● Goal of the exercise
Which lines contain the string "الحال"? Please list every one of them.
* * *
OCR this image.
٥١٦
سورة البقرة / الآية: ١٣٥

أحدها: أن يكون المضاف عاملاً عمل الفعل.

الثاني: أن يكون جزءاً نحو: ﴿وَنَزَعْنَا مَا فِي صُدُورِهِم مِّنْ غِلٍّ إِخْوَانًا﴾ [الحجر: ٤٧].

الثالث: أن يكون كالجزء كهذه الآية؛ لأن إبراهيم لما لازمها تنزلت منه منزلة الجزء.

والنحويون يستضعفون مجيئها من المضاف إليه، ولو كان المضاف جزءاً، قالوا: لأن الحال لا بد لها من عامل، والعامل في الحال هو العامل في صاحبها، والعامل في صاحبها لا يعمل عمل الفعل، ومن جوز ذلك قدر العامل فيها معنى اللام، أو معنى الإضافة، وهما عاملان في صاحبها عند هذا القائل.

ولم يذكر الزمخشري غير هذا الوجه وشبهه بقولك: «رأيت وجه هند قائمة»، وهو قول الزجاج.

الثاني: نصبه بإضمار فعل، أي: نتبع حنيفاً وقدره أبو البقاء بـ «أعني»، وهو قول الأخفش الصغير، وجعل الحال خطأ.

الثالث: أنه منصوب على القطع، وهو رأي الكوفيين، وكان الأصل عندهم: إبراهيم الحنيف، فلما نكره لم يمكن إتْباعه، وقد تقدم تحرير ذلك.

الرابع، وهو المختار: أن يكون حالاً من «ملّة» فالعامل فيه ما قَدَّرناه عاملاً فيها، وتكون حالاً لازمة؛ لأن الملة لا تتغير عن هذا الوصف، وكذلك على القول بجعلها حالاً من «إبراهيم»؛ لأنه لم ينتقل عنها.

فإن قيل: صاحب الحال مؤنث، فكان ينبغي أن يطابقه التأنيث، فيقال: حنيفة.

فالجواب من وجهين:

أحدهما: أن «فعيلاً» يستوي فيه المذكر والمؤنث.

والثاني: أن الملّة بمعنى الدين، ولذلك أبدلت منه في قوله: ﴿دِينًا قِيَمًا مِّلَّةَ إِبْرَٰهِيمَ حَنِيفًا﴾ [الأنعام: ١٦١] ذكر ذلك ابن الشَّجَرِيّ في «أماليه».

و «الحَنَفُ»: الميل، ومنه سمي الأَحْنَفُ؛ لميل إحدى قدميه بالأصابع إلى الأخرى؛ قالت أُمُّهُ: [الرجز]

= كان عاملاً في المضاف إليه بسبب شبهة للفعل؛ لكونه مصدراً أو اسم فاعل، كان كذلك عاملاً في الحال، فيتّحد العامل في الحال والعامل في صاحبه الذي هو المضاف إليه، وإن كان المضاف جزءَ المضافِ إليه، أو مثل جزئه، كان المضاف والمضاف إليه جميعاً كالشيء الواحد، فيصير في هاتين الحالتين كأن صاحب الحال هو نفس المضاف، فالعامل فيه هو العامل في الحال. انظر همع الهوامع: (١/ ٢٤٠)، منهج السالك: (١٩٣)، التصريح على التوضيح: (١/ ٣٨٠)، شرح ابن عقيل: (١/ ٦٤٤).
* * *
● Exercise solution
والنحويون يستضعفون مجيئها من المضاف إليه، ولو كان المضاف جزءاً، قالوا: لأن الحال لا بد لها من عامل، والعامل في الحال هو العامل في صاحبها، والعامل في صاحبها لا يعمل عمل الفعل، ومن جوز ذلك قدر العامل فيها معنى اللام، أو معنى الإضافة، وهما عاملان في صاحبها عند هذا القائل.
الثاني: نصبه بإضمار فعل، أي: نتبع حنيفاً وقدره أبو البقاء بـ «أعني»، وهو قول الأخفش الصغير، وجعل الحال خطأ.
فإن قيل: صاحب الحال مؤنث، فكان ينبغي أن يطابقه التأنيث، فيقال: حنيفة.
= كان عاملاً في المضاف إليه بسبب شبهة للفعل؛ لكونه مصدراً أو اسم فاعل، كان كذلك عاملاً في الحال، فيتّحد العامل في الحال والعامل في صاحبه الذي هو المضاف إليه، وإن كان المضاف جزءَ المضافِ إليه، أو مثل جزئه، كان المضاف والمضاف إليه جميعاً كالشيء الواحد، فيصير في هاتين الحالتين كأن صاحب الحال هو نفس المضاف، فالعامل فيه هو العامل في الحال. انظر همع الهوامع: (١/ ٢٤٠)، منهج السالك: (١٩٣)، التصريح على التوضيح: (١/ ٣٨٠)، شرح ابن عقيل: (١/ ٦٤٤).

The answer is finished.